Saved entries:
━━━

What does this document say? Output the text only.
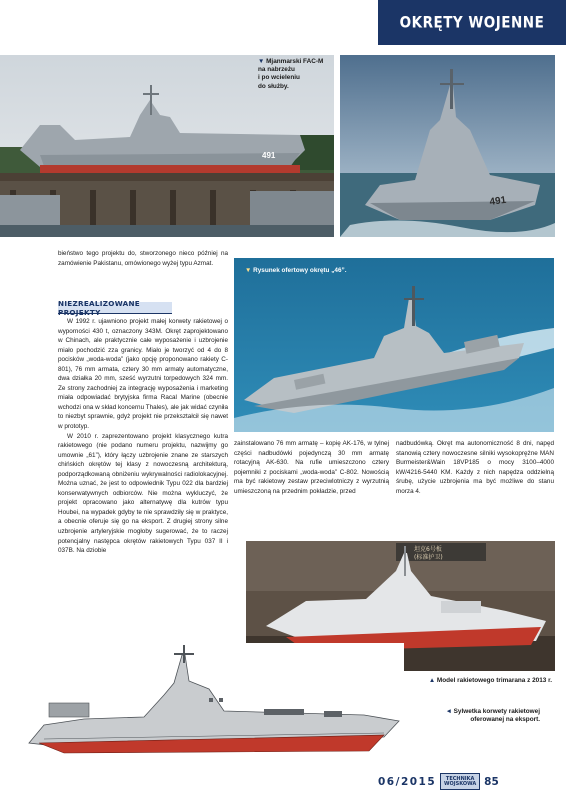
OKRĘTY WOJENNE
491
▼ Mjanmarski FAC-M
na nabrzeżu
i po wcieleniu
do służby.
491

bieństwo tego projektu do, stworzonego nieco później na zamówienie Pakistanu, omówionego wyżej typu Azmat.

NIEZREALIZOWANE PROJEKTY

W 1992 r. ujawniono projekt małej korwety rakietowej o wyporności 430 t, oznaczony 343M. Okręt zaprojektowano w Chinach, ale praktycznie całe wyposażenie i uzbrojenie miało pochodzić zza granicy. Miało je tworzyć od 4 do 8 pocisków „woda-woda” (jako opcję proponowano rakiety C-801), 76 mm armata, cztery 30 mm armaty automatyczne, dwa działka 20 mm, sześć wyrzutni torpedowych 324 mm. Ze strony zachodniej za integrację wyposażenia i marketing miała odpowiadać brytyjska firma Racal Marine (obecnie wchodzi ona w skład koncernu Thales), ale jak widać czyniła to niezbyt sprawnie, gdyż projekt nie przekształcił się nawet w prototyp.

W 2010 r. zaprezentowano projekt klasycznego kutra rakietowego (nie podano numeru projektu, nazwijmy go umownie „61”), który łączy uzbrojenie znane ze starszych chińskich okrętów tej klasy z nowoczesną architekturą, podporządkowaną obniżeniu wykrywalności radiolokacyjnej. Można uznać, że jest to odpowiednik Typu 022 dla bardziej konserwatywnych odbiorców. Nie można wykluczyć, że projekt opracowano jako alternatywę dla kutrów typu Houbei, na wypadek gdyby te nie sprawdziły się w praktyce, a obecnie oferuje się go na eksport. Z drugiej strony silne uzbrojenie artyleryjskie mogłoby sugerować, że to raczej potencjalny następca okrętów rakietowych Typu 037 II i 037B. Na dziobie

▼ Rysunek ofertowy okrętu „46”.

zainstalowano 76 mm armatę – kopię AK-176, w tylnej części nadbudówki pojedynczą 30 mm armatę rotacyjną AK-630. Na rufie umieszczono cztery pojemniki z pociskami „woda-woda” C-802. Nowością ma być rakietowy zestaw przeciwlotniczy z wyrzutnią umieszczoną na przednim pokładzie, przed

nadbudówką. Okręt ma autonomiczność 8 dni, napęd stanowią cztery nowoczesne silniki wysokoprężne MAN Burmeister&Wain 18VP185 o mocy 3100–4000 kW/4216-5440 KM. Każdy z nich napędza oddzielną śrubę, użycie uzbrojenia ma być możliwe do stanu morza 4.

坦克6号板
(标准护卫)
▲ Model rakietowego trimarana z 2013 r.
◄ Sylwetka korwety rakietowej
oferowanej na eksport.
06/2015	TECHNIKA WOJSKOWA 85
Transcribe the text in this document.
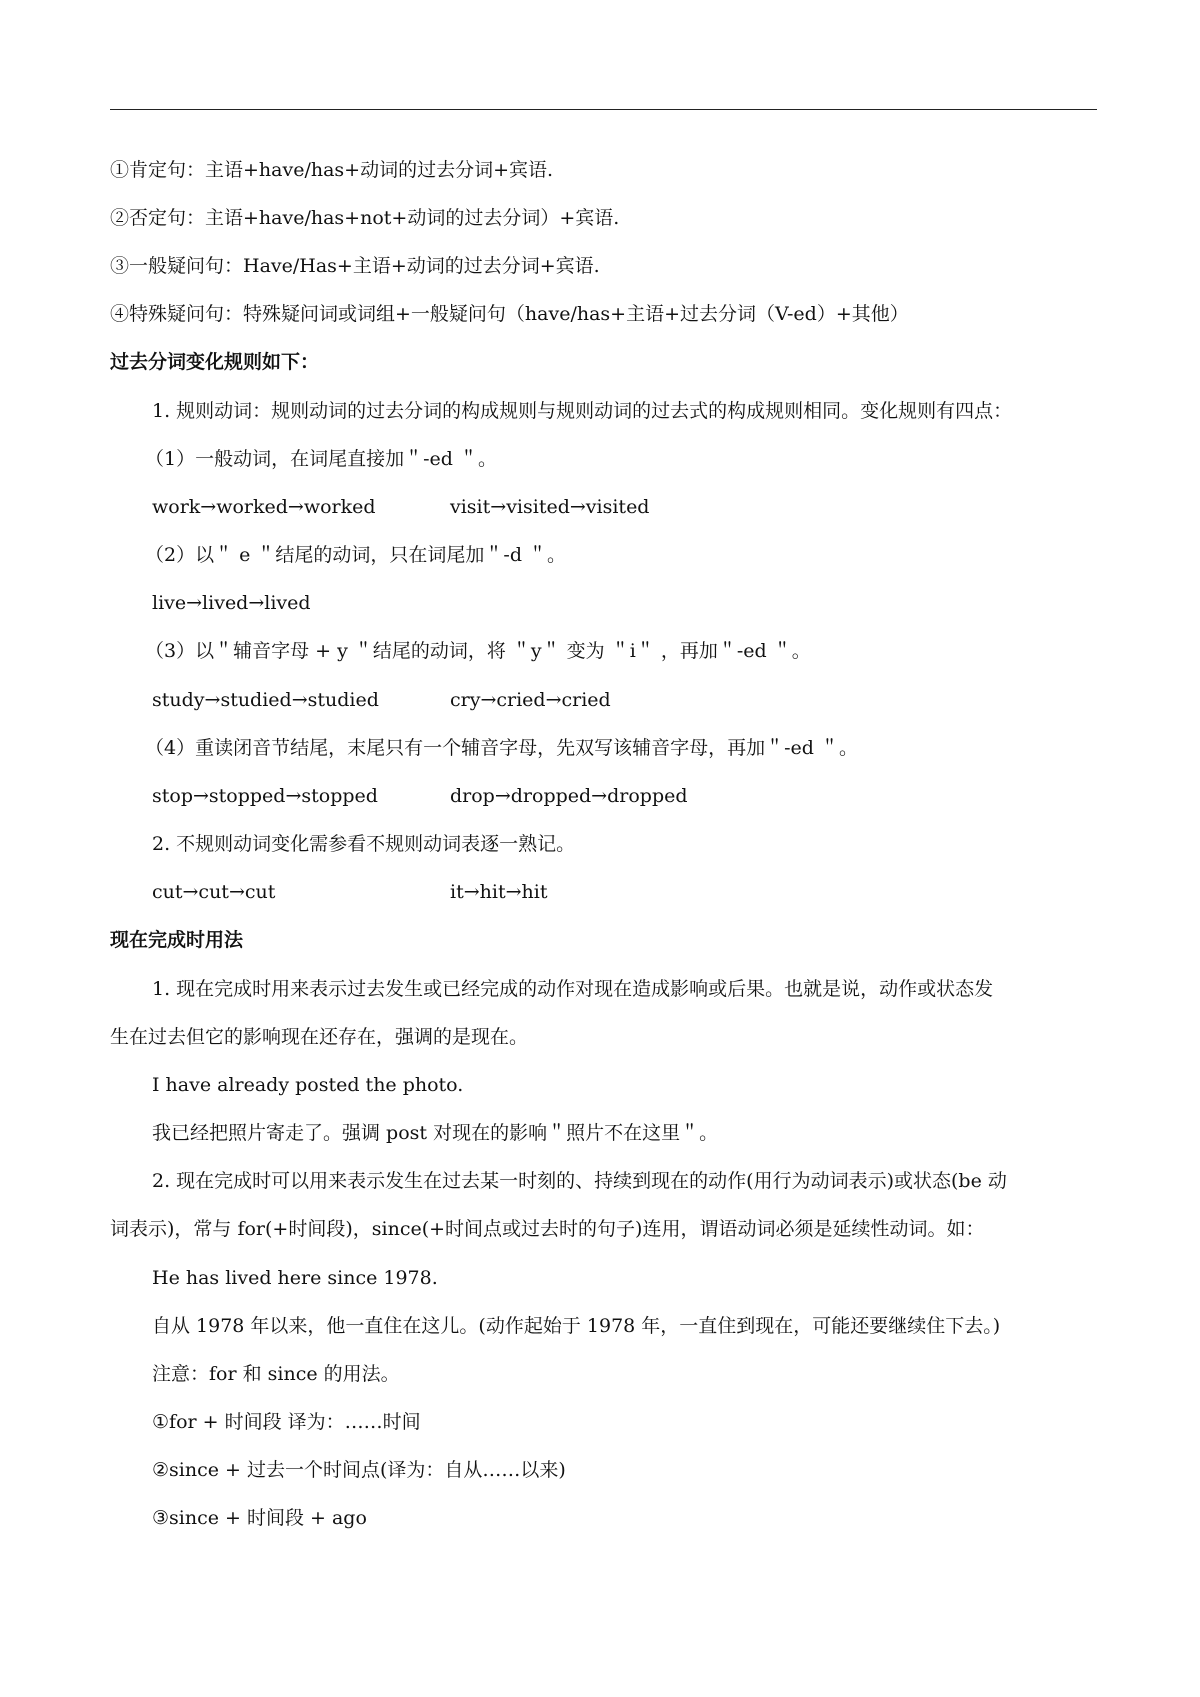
①肯定句：主语+have/has+动词的过去分词+宾语.
②否定句：主语+have/has+not+动词的过去分词）+宾语.
③一般疑问句：Have/Has+主语+动词的过去分词+宾语.
④特殊疑问句：特殊疑问词或词组+一般疑问句（have/has+主语+过去分词（V-ed）+其他）
过去分词变化规则如下：
1. 规则动词：规则动词的过去分词的构成规则与规则动词的过去式的构成规则相同。变化规则有四点：
（1）一般动词，在词尾直接加＂-ed ＂。
work→worked→worked	visit→visited→visited
（2）以＂ e ＂结尾的动词，只在词尾加＂-d ＂。
live→lived→lived
（3）以＂辅音字母 + y ＂结尾的动词，将 ＂y＂ 变为 ＂i＂ ，再加＂-ed ＂。
study→studied→studied	cry→cried→cried
（4）重读闭音节结尾，末尾只有一个辅音字母，先双写该辅音字母，再加＂-ed ＂。
stop→stopped→stopped	drop→dropped→dropped
2. 不规则动词变化需参看不规则动词表逐一熟记。
cut→cut→cut	it→hit→hit
现在完成时用法
1. 现在完成时用来表示过去发生或已经完成的动作对现在造成影响或后果。也就是说，动作或状态发
生在过去但它的影响现在还存在，强调的是现在。
I have already posted the photo.
我已经把照片寄走了。强调 post 对现在的影响＂照片不在这里＂。
2. 现在完成时可以用来表示发生在过去某一时刻的、持续到现在的动作(用行为动词表示)或状态(be 动
词表示)，常与 for(+时间段)，since(+时间点或过去时的句子)连用，谓语动词必须是延续性动词。如：
He has lived here since 1978.
自从 1978 年以来，他一直住在这儿。(动作起始于 1978 年，一直住到现在，可能还要继续住下去。)
注意：for 和 since 的用法。
①for + 时间段 译为：……时间
②since + 过去一个时间点(译为：自从……以来)
③since + 时间段 + ago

━━━

Show all lines from the listing above in which "rakietowej" appears.

W 1992 r. ujawniono projekt małej korwety rakietowej o wyporności 430 t, oznaczony 343M. Okręt zaprojektowano w Chinach, ale praktycznie całe wyposażenie i uzbrojenie miało pochodzić zza granicy. Miało je tworzyć od 4 do 8 pocisków „woda-woda” (jako opcję proponowano rakiety C-801), 76 mm armata, cztery 30 mm armaty automatyczne, dwa działka 20 mm, sześć wyrzutni torpedowych 324 mm. Ze strony zachodniej za integrację wyposażenia i marketing miała odpowiadać brytyjska firma Racal Marine (obecnie wchodzi ona w skład koncernu Thales), ale jak widać czyniła to niezbyt sprawnie, gdyż projekt nie przekształcił się nawet w prototyp.
◄ Sylwetka korwety rakietowej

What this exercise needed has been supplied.